--- start of Supplied records ---

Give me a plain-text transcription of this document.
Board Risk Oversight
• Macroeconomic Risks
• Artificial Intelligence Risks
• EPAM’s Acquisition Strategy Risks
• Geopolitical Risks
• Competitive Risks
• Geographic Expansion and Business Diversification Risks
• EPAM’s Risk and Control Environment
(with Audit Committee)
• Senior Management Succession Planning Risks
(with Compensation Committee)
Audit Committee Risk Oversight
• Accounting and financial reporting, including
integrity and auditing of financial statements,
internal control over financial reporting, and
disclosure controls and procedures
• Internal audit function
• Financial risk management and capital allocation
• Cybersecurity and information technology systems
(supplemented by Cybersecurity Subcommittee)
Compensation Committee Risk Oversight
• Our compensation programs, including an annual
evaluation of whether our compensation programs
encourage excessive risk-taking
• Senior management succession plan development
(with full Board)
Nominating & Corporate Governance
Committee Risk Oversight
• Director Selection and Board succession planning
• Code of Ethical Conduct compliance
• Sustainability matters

--- end of Supplied records ---

Aim of the task: Write every line of the material above again, exactly.

Final result:
Give me a plain-text transcription of this document.
Board Risk Oversight
• Macroeconomic Risks
• Artificial Intelligence Risks
• EPAM’s Acquisition Strategy Risks
• Geopolitical Risks
• Competitive Risks
• Geographic Expansion and Business Diversification Risks
• EPAM’s Risk and Control Environment
(with Audit Committee)
• Senior Management Succession Planning Risks
(with Compensation Committee)
Audit Committee Risk Oversight
• Accounting and financial reporting, including
integrity and auditing of financial statements,
internal control over financial reporting, and
disclosure controls and procedures
• Internal audit function
• Financial risk management and capital allocation
• Cybersecurity and information technology systems
(supplemented by Cybersecurity Subcommittee)
Compensation Committee Risk Oversight
• Our compensation programs, including an annual
evaluation of whether our compensation programs
encourage excessive risk-taking
• Senior management succession plan development
(with full Board)
Nominating & Corporate Governance
Committee Risk Oversight
• Director Selection and Board succession planning
• Code of Ethical Conduct compliance
• Sustainability matters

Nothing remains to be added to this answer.